Written instruction —
Could you transcribe the material below exactly, without leaving out a single line?

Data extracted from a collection
++++++++
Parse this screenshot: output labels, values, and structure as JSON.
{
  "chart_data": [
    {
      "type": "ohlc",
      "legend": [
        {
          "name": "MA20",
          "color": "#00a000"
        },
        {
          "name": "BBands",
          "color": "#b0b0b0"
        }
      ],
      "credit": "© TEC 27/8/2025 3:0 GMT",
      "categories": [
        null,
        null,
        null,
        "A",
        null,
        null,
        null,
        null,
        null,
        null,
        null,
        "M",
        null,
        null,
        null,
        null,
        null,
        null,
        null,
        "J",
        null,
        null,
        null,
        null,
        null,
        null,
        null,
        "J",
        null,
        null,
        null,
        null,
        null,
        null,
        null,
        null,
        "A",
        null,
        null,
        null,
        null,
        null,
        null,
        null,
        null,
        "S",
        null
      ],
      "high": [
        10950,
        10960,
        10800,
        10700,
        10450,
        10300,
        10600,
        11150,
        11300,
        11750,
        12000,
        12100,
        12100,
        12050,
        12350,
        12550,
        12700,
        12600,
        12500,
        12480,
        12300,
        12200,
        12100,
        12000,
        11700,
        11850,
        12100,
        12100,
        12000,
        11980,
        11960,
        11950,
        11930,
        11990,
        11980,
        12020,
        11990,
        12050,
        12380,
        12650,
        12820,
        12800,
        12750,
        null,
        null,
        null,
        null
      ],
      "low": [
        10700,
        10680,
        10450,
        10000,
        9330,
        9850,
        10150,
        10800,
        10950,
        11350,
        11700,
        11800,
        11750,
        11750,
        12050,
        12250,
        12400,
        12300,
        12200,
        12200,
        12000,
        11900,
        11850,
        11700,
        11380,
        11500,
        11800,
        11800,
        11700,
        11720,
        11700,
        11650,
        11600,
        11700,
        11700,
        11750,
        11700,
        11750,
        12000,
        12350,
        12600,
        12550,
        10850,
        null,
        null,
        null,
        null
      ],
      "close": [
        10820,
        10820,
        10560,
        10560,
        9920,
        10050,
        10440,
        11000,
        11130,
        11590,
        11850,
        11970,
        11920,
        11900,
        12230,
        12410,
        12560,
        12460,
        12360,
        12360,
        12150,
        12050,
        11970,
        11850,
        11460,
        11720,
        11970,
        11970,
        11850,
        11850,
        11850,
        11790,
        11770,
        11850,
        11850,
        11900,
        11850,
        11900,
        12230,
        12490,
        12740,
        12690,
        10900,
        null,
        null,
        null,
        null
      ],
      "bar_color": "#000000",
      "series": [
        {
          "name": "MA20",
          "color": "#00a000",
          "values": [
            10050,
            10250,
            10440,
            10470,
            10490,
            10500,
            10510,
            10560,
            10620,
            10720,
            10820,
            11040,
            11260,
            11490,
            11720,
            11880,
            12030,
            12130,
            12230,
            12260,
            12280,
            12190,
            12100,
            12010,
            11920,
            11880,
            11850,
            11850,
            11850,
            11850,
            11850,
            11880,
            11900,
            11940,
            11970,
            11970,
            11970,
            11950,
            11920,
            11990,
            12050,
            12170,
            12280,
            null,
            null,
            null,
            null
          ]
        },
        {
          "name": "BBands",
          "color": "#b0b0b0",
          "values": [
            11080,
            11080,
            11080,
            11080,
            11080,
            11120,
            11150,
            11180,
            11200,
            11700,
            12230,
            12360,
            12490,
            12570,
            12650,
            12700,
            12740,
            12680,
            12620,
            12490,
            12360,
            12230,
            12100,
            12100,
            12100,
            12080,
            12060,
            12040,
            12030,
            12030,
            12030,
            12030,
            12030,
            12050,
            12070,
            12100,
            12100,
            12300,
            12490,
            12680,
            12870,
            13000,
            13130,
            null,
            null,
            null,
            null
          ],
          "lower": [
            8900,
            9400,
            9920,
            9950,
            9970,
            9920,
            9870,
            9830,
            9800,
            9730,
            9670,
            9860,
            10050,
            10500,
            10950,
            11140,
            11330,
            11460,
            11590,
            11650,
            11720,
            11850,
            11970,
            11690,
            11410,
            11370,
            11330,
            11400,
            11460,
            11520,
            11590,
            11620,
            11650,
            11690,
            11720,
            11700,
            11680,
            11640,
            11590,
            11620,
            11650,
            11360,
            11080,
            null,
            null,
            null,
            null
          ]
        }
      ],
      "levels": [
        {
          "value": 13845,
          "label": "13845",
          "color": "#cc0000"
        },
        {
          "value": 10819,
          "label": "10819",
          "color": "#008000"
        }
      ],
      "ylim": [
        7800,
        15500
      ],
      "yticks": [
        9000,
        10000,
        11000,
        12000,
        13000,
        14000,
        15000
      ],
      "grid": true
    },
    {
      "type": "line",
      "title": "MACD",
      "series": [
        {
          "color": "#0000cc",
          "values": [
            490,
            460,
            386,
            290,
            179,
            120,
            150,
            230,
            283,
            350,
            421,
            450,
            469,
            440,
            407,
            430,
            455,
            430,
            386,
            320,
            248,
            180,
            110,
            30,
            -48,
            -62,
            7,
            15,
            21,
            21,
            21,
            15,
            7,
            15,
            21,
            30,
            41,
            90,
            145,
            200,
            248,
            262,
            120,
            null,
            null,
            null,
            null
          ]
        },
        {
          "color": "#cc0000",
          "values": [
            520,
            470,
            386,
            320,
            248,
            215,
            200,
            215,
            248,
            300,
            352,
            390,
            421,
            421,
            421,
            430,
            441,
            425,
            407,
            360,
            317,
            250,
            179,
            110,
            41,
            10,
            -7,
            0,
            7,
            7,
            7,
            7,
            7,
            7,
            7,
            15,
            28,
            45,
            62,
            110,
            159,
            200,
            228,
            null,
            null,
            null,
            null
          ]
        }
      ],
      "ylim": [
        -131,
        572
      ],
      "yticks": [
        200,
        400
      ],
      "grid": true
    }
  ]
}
++++++++
Response to the exercise —
Parse this screenshot: output labels, values, and structure as JSON.
{
  "chart_data": [
    {
      "type": "ohlc",
      "legend": [
        {
          "name": "MA20",
          "color": "#00a000"
        },
        {
          "name": "BBands",
          "color": "#b0b0b0"
        }
      ],
      "credit": "© TEC 27/8/2025 3:0 GMT",
      "categories": [
        null,
        null,
        null,
        "A",
        null,
        null,
        null,
        null,
        null,
        null,
        null,
        "M",
        null,
        null,
        null,
        null,
        null,
        null,
        null,
        "J",
        null,
        null,
        null,
        null,
        null,
        null,
        null,
        "J",
        null,
        null,
        null,
        null,
        null,
        null,
        null,
        null,
        "A",
        null,
        null,
        null,
        null,
        null,
        null,
        null,
        null,
        "S",
        null
      ],
      "high": [
        10950,
        10960,
        10800,
        10700,
        10450,
        10300,
        10600,
        11150,
        11300,
        11750,
        12000,
        12100,
        12100,
        12050,
        12350,
        12550,
        12700,
        12600,
        12500,
        12480,
        12300,
        12200,
        12100,
        12000,
        11700,
        11850,
        12100,
        12100,
        12000,
        11980,
        11960,
        11950,
        11930,
        11990,
        11980,
        12020,
        11990,
        12050,
        12380,
        12650,
        12820,
        12800,
        12750,
        null,
        null,
        null,
        null
      ],
      "low": [
        10700,
        10680,
        10450,
        10000,
        9330,
        9850,
        10150,
        10800,
        10950,
        11350,
        11700,
        11800,
        11750,
        11750,
        12050,
        12250,
        12400,
        12300,
        12200,
        12200,
        12000,
        11900,
        11850,
        11700,
        11380,
        11500,
        11800,
        11800,
        11700,
        11720,
        11700,
        11650,
        11600,
        11700,
        11700,
        11750,
        11700,
        11750,
        12000,
        12350,
        12600,
        12550,
        10850,
        null,
        null,
        null,
        null
      ],
      "close": [
        10820,
        10820,
        10560,
        10560,
        9920,
        10050,
        10440,
        11000,
        11130,
        11590,
        11850,
        11970,
        11920,
        11900,
        12230,
        12410,
        12560,
        12460,
        12360,
        12360,
        12150,
        12050,
        11970,
        11850,
        11460,
        11720,
        11970,
        11970,
        11850,
        11850,
        11850,
        11790,
        11770,
        11850,
        11850,
        11900,
        11850,
        11900,
        12230,
        12490,
        12740,
        12690,
        10900,
        null,
        null,
        null,
        null
      ],
      "bar_color": "#000000",
      "series": [
        {
          "name": "MA20",
          "color": "#00a000",
          "values": [
            10050,
            10250,
            10440,
            10470,
            10490,
            10500,
            10510,
            10560,
            10620,
            10720,
            10820,
            11040,
            11260,
            11490,
            11720,
            11880,
            12030,
            12130,
            12230,
            12260,
            12280,
            12190,
            12100,
            12010,
            11920,
            11880,
            11850,
            11850,
            11850,
            11850,
            11850,
            11880,
            11900,
            11940,
            11970,
            11970,
            11970,
            11950,
            11920,
            11990,
            12050,
            12170,
            12280,
            null,
            null,
            null,
            null
          ]
        },
        {
          "name": "BBands",
          "color": "#b0b0b0",
          "values": [
            11080,
            11080,
            11080,
            11080,
            11080,
            11120,
            11150,
            11180,
            11200,
            11700,
            12230,
            12360,
            12490,
            12570,
            12650,
            12700,
            12740,
            12680,
            12620,
            12490,
            12360,
            12230,
            12100,
            12100,
            12100,
            12080,
            12060,
            12040,
            12030,
            12030,
            12030,
            12030,
            12030,
            12050,
            12070,
            12100,
            12100,
            12300,
            12490,
            12680,
            12870,
            13000,
            13130,
            null,
            null,
            null,
            null
          ],
          "lower": [
            8900,
            9400,
            9920,
            9950,
            9970,
            9920,
            9870,
            9830,
            9800,
            9730,
            9670,
            9860,
            10050,
            10500,
            10950,
            11140,
            11330,
            11460,
            11590,
            11650,
            11720,
            11850,
            11970,
            11690,
            11410,
            11370,
            11330,
            11400,
            11460,
            11520,
            11590,
            11620,
            11650,
            11690,
            11720,
            11700,
            11680,
            11640,
            11590,
            11620,
            11650,
            11360,
            11080,
            null,
            null,
            null,
            null
          ]
        }
      ],
      "levels": [
        {
          "value": 13845,
          "label": "13845",
          "color": "#cc0000"
        },
        {
          "value": 10819,
          "label": "10819",
          "color": "#008000"
        }
      ],
      "ylim": [
        7800,
        15500
      ],
      "yticks": [
        9000,
        10000,
        11000,
        12000,
        13000,
        14000,
        15000
      ],
      "grid": true
    },
    {
      "type": "line",
      "title": "MACD",
      "series": [
        {
          "color": "#0000cc",
          "values": [
            490,
            460,
            386,
            290,
            179,
            120,
            150,
            230,
            283,
            350,
            421,
            450,
            469,
            440,
            407,
            430,
            455,
            430,
            386,
            320,
            248,
            180,
            110,
            30,
            -48,
            -62,
            7,
            15,
            21,
            21,
            21,
            15,
            7,
            15,
            21,
            30,
            41,
            90,
            145,
            200,
            248,
            262,
            120,
            null,
            null,
            null,
            null
          ]
        },
        {
          "color": "#cc0000",
          "values": [
            520,
            470,
            386,
            320,
            248,
            215,
            200,
            215,
            248,
            300,
            352,
            390,
            421,
            421,
            421,
            430,
            441,
            425,
            407,
            360,
            317,
            250,
            179,
            110,
            41,
            10,
            -7,
            0,
            7,
            7,
            7,
            7,
            7,
            7,
            7,
            15,
            28,
            45,
            62,
            110,
            159,
            200,
            228,
            null,
            null,
            null,
            null
          ]
        }
      ],
      "ylim": [
        -131,
        572
      ],
      "yticks": [
        200,
        400
      ],
      "grid": true
    }
  ]
}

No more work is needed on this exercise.